Exercise material ▸
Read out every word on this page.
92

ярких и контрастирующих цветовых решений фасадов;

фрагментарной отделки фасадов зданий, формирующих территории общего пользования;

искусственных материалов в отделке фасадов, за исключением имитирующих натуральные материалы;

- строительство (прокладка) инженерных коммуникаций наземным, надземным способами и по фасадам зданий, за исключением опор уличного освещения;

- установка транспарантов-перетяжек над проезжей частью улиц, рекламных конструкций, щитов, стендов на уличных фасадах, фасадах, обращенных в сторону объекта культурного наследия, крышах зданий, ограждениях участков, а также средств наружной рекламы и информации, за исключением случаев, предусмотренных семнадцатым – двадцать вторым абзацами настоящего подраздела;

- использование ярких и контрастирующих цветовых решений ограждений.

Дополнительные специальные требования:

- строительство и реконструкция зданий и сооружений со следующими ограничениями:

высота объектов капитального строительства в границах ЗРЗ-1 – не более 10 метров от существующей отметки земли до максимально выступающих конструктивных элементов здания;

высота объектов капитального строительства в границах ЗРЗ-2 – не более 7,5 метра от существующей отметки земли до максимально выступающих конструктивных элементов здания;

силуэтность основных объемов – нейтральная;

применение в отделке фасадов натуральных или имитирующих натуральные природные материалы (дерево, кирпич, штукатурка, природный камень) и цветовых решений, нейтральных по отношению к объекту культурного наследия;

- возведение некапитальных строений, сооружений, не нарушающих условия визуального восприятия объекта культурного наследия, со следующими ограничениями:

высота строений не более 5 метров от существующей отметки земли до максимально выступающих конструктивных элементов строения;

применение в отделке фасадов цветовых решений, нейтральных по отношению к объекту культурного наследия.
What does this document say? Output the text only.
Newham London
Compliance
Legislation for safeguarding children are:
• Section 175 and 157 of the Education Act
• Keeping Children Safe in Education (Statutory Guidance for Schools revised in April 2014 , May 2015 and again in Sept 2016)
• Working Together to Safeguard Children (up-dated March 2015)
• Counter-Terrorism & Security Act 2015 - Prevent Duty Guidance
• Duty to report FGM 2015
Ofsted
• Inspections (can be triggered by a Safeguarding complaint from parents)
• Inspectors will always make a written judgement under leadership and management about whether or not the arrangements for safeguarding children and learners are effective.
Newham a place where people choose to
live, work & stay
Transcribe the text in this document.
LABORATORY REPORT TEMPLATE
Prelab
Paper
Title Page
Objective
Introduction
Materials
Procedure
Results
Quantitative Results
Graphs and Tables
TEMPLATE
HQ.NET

The problem ▸
Gather up the lines containing the word "капитального" from these records and copy them.

Answer to the problem ▸
высота объектов капитального строительства в границах ЗРЗ-1 – не более 10 метров от существующей отметки земли до максимально выступающих конструктивных элементов здания;
высота объектов капитального строительства в границах ЗРЗ-2 – не более 7,5 метра от существующей отметки земли до максимально выступающих конструктивных элементов здания;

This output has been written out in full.